▶ _Exercise goal_
Find the lines that include the string "flooring" and report how many there are. Give no other text.

▶ _Material shown_
◇ ◇ ◇ ◇ ◇
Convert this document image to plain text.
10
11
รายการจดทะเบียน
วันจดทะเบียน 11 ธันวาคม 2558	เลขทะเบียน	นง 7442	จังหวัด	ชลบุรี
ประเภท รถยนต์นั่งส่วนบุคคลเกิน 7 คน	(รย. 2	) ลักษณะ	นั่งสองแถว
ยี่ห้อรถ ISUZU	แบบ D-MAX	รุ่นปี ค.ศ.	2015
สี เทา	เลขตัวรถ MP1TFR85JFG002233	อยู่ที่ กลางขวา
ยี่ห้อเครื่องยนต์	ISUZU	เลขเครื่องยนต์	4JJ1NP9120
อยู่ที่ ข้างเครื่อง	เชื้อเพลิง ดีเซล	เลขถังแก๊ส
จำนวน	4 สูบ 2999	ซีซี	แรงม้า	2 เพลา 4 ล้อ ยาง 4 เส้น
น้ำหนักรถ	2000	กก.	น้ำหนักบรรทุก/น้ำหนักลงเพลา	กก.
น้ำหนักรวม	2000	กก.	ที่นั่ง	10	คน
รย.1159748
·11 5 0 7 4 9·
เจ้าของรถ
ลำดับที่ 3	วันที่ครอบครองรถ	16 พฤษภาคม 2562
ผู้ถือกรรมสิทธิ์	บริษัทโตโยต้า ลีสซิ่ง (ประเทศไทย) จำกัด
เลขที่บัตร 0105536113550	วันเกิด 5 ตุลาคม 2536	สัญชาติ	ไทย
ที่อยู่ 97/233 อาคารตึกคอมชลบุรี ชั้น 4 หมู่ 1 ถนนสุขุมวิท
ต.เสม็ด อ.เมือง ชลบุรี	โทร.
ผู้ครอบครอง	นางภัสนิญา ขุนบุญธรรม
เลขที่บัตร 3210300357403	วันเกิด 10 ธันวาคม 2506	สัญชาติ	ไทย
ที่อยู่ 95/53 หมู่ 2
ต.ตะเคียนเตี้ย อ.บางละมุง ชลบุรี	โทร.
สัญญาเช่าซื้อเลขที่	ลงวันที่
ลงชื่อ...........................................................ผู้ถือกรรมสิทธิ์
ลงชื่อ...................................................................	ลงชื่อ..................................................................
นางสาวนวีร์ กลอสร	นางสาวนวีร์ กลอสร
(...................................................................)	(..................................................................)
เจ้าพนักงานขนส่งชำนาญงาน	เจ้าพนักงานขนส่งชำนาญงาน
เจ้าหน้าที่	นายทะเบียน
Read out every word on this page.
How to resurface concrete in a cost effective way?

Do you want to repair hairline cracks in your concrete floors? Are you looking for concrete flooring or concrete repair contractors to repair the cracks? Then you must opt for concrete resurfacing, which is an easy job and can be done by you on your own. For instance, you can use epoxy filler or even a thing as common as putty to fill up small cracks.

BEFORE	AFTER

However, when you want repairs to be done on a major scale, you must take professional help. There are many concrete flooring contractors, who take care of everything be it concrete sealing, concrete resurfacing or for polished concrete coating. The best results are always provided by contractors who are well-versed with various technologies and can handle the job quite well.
◇ ◇ ◇ ◇ ◇
▶ _Problem solution_
2